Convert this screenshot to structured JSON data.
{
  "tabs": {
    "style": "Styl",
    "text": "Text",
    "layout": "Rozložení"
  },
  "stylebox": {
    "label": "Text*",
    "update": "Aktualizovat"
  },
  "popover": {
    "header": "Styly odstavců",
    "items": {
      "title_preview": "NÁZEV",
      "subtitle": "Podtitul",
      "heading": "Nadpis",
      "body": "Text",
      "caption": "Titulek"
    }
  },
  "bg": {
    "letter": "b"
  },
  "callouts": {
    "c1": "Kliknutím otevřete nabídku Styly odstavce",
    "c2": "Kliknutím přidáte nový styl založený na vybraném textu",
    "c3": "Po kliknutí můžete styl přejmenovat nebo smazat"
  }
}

Task directions → Transcribe the records above exactly as they appear.

Answer to this task →
Convert this screenshot to structured JSON data.
{
  "tabs": {
    "style": "Styl",
    "text": "Text",
    "layout": "Rozložení"
  },
  "stylebox": {
    "label": "Text*",
    "update": "Aktualizovat"
  },
  "popover": {
    "header": "Styly odstavců",
    "items": {
      "title_preview": "NÁZEV",
      "subtitle": "Podtitul",
      "heading": "Nadpis",
      "body": "Text",
      "caption": "Titulek"
    }
  },
  "bg": {
    "letter": "b"
  },
  "callouts": {
    "c1": "Kliknutím otevřete nabídku Styly odstavce",
    "c2": "Kliknutím přidáte nový styl založený na vybraném textu",
    "c3": "Po kliknutí můžete styl přejmenovat nebo smazat"
  }
}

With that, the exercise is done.